(Figure record extracts)
--- BEGIN ---

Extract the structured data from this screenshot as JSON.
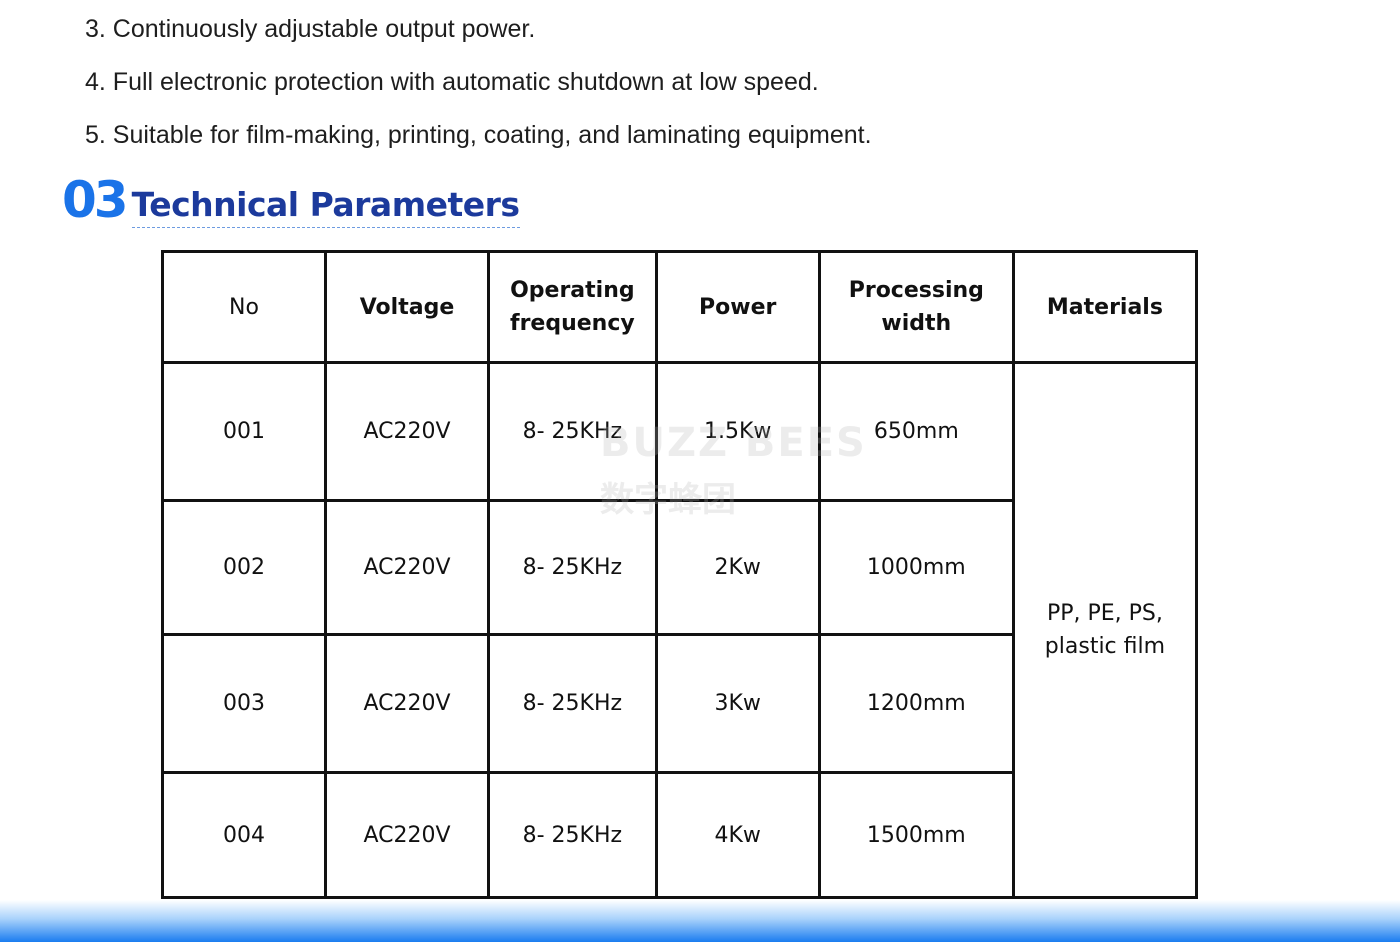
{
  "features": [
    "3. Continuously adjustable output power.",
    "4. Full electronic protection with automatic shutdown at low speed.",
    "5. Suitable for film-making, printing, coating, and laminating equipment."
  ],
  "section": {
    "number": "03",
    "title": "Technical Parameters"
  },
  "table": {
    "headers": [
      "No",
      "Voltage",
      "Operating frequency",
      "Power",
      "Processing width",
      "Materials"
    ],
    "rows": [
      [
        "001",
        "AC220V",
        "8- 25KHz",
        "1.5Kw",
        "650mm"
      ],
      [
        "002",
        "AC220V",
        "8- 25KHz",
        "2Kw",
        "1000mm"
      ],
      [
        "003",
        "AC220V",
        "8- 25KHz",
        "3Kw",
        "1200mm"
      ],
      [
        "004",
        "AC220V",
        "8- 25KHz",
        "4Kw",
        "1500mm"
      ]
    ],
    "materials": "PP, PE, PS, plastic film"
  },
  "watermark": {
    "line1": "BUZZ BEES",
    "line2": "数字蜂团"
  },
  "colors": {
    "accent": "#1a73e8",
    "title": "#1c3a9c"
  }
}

--- END ---

TASK TO COMPLETE :: Isolate the lines that hold the word "title" and copy all of them.

RESPONSE ::
    "title": "Technical Parameters"
    "title": "#1c3a9c"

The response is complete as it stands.